───── Data entries ─────
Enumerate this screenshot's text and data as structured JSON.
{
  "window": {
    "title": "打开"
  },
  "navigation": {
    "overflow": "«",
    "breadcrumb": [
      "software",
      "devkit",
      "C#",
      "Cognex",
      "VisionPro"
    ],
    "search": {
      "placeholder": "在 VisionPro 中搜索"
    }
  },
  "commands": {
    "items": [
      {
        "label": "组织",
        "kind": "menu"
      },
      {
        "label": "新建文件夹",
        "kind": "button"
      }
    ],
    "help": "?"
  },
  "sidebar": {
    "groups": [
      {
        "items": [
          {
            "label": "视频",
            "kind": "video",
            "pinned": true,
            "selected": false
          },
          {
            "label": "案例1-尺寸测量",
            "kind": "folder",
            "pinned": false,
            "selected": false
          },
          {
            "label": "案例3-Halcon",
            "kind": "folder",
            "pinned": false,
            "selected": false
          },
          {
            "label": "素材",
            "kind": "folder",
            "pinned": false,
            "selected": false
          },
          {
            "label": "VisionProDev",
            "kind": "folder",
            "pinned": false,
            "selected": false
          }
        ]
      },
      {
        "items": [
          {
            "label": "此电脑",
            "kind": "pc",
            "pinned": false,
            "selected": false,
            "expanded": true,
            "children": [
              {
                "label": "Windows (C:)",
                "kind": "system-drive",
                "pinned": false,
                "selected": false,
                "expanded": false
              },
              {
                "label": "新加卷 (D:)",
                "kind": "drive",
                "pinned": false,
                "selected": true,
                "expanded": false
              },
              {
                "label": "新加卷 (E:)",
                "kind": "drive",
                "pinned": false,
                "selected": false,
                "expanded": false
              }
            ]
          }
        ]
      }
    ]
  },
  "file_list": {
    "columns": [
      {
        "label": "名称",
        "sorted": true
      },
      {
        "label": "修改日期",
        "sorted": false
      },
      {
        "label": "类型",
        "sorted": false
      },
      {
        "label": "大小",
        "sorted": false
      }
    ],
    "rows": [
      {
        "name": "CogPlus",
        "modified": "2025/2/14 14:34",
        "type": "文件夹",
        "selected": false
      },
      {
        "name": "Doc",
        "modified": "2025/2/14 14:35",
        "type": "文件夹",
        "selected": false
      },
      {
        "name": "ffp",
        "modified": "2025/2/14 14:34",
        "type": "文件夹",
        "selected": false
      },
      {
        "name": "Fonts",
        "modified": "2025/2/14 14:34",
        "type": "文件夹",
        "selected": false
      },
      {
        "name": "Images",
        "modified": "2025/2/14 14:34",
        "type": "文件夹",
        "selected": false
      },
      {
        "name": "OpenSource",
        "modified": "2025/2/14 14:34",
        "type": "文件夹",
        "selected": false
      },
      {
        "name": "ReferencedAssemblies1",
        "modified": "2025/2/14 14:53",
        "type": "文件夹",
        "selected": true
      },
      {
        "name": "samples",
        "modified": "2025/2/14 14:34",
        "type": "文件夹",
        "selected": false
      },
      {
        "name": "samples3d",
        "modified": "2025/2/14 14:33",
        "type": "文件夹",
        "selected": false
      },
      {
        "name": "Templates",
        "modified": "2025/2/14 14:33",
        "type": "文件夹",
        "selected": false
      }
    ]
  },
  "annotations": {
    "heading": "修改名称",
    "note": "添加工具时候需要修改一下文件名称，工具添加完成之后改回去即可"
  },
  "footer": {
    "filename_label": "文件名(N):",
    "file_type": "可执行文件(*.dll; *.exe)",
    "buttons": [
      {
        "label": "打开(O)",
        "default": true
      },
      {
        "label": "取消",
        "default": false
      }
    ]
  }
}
─────
───── Data entries ─────
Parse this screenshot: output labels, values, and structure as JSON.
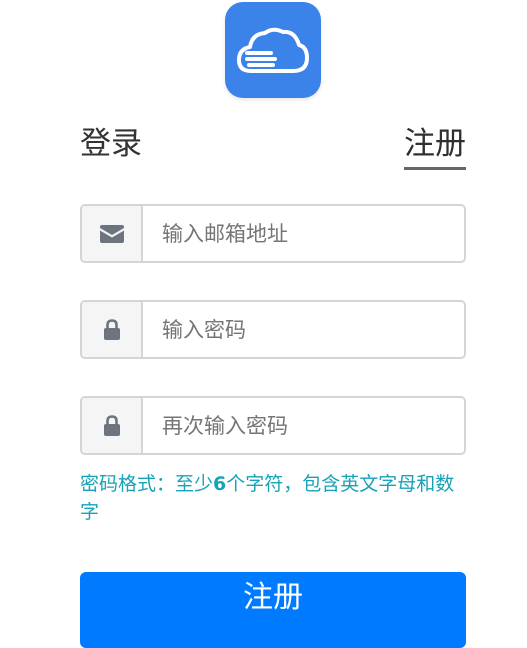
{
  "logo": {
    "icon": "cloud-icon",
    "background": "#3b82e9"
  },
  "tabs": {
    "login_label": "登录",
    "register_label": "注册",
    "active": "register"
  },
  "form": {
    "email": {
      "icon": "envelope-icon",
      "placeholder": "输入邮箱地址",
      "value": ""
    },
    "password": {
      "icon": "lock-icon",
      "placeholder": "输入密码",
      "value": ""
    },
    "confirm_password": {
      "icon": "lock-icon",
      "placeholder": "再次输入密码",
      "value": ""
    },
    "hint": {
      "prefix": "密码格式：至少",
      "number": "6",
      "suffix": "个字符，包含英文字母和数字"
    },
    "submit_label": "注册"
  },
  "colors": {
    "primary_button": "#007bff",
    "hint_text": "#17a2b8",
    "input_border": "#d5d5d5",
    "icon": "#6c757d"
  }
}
─────
### Goal
Return every line from the records above that holds the word "placeholder".

### Problem solution
      "placeholder": "在 VisionPro 中搜索"
      "placeholder": "输入邮箱地址",
      "placeholder": "输入密码",
      "placeholder": "再次输入密码",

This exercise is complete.